| Records shown |
::::::

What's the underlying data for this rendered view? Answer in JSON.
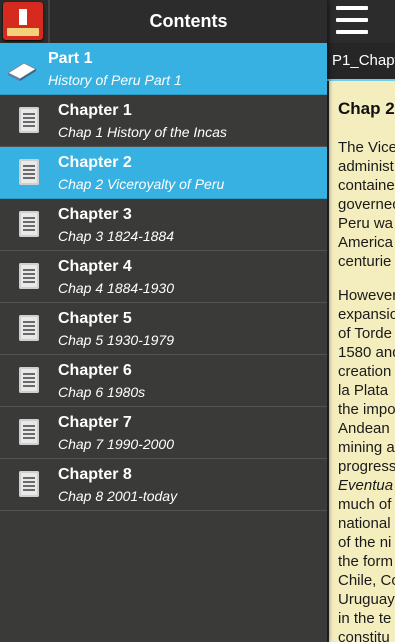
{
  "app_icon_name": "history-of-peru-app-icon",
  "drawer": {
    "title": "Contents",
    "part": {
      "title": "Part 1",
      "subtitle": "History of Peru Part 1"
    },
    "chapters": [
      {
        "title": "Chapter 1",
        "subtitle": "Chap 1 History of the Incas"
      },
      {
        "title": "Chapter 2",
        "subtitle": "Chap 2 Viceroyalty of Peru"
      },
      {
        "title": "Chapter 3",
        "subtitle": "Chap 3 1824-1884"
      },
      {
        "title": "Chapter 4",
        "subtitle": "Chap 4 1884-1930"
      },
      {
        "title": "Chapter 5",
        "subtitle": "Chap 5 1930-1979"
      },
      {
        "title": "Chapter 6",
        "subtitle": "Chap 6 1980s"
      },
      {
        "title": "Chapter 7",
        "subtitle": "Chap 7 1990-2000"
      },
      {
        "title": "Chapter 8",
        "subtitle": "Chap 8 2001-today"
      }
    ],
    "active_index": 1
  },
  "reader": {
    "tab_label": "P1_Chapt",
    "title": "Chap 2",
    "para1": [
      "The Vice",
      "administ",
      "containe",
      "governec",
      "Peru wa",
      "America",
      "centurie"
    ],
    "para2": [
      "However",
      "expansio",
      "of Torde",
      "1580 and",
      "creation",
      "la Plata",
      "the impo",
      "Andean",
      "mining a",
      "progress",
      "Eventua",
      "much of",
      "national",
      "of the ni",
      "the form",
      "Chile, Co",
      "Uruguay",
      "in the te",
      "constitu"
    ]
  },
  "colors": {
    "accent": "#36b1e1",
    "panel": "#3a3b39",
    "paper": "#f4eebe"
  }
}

::::::

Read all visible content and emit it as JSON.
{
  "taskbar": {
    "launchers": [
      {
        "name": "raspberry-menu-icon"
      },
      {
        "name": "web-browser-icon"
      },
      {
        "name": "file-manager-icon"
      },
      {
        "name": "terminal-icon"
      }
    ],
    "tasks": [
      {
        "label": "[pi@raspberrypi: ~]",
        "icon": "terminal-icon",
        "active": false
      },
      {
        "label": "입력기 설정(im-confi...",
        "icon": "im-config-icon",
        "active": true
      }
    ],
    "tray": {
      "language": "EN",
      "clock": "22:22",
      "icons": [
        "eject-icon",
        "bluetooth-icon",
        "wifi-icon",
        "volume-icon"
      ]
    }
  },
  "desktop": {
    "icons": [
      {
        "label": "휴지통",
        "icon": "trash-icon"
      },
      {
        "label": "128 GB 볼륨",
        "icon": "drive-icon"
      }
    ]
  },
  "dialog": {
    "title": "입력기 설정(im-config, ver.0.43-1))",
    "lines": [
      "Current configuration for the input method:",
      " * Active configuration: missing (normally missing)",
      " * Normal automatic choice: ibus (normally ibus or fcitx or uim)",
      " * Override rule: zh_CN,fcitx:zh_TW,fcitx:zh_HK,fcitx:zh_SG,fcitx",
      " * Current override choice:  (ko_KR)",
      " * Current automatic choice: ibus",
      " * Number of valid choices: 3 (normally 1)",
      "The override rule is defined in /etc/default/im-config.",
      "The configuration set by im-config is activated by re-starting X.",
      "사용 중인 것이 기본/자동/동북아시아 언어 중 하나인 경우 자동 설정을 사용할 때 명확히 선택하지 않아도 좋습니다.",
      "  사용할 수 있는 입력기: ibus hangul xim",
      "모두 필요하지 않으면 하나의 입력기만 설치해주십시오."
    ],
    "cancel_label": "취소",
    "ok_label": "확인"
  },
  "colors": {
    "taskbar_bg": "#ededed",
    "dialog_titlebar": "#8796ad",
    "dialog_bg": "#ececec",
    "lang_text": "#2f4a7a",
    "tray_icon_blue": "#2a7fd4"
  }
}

::::::

| Exercise prompt |
Tally the lines of the records holding the word "configuration", then state only the tally.

| Exercise solution |
3